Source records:

━━━━

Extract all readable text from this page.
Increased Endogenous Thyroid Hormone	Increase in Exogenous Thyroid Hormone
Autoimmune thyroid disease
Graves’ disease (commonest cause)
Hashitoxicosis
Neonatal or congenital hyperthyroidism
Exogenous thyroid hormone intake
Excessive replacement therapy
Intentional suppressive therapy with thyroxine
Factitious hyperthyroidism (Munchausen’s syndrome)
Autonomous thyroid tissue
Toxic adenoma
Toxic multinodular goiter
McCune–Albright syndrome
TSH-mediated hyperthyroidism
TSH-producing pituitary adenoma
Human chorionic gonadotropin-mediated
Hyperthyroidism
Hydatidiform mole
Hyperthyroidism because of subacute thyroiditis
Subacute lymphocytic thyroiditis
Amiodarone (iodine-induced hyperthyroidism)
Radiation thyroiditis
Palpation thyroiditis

━━━━

Direction - Can you reproduce all the material exactly?

In response -
Extract all readable text from this page.
Increased Endogenous Thyroid Hormone	Increase in Exogenous Thyroid Hormone
Autoimmune thyroid disease
Graves’ disease (commonest cause)
Hashitoxicosis
Neonatal or congenital hyperthyroidism
Exogenous thyroid hormone intake
Excessive replacement therapy
Intentional suppressive therapy with thyroxine
Factitious hyperthyroidism (Munchausen’s syndrome)
Autonomous thyroid tissue
Toxic adenoma
Toxic multinodular goiter
McCune–Albright syndrome
TSH-mediated hyperthyroidism
TSH-producing pituitary adenoma
Human chorionic gonadotropin-mediated
Hyperthyroidism
Hydatidiform mole
Hyperthyroidism because of subacute thyroiditis
Subacute lymphocytic thyroiditis
Amiodarone (iodine-induced hyperthyroidism)
Radiation thyroiditis
Palpation thyroiditis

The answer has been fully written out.